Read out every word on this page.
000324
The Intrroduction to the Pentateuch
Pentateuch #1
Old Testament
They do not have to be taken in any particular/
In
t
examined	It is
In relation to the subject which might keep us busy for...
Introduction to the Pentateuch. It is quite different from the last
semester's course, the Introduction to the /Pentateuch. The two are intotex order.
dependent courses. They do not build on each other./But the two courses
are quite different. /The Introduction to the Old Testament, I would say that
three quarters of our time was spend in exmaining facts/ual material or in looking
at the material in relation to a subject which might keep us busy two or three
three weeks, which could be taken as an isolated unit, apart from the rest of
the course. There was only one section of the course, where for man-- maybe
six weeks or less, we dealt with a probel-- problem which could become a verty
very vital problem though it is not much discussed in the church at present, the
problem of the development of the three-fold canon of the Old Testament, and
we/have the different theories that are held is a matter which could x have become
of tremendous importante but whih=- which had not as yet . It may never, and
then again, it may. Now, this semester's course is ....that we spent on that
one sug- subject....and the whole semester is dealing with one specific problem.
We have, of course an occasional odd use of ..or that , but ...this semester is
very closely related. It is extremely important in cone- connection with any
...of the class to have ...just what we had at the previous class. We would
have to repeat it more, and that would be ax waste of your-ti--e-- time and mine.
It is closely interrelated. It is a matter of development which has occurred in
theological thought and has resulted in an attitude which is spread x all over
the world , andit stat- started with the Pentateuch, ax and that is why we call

* * * * * * * * *

Given request ▸
Tally the lines of the preceding listing in which the word "They" appears; state nothing but the total.

Result ▸
2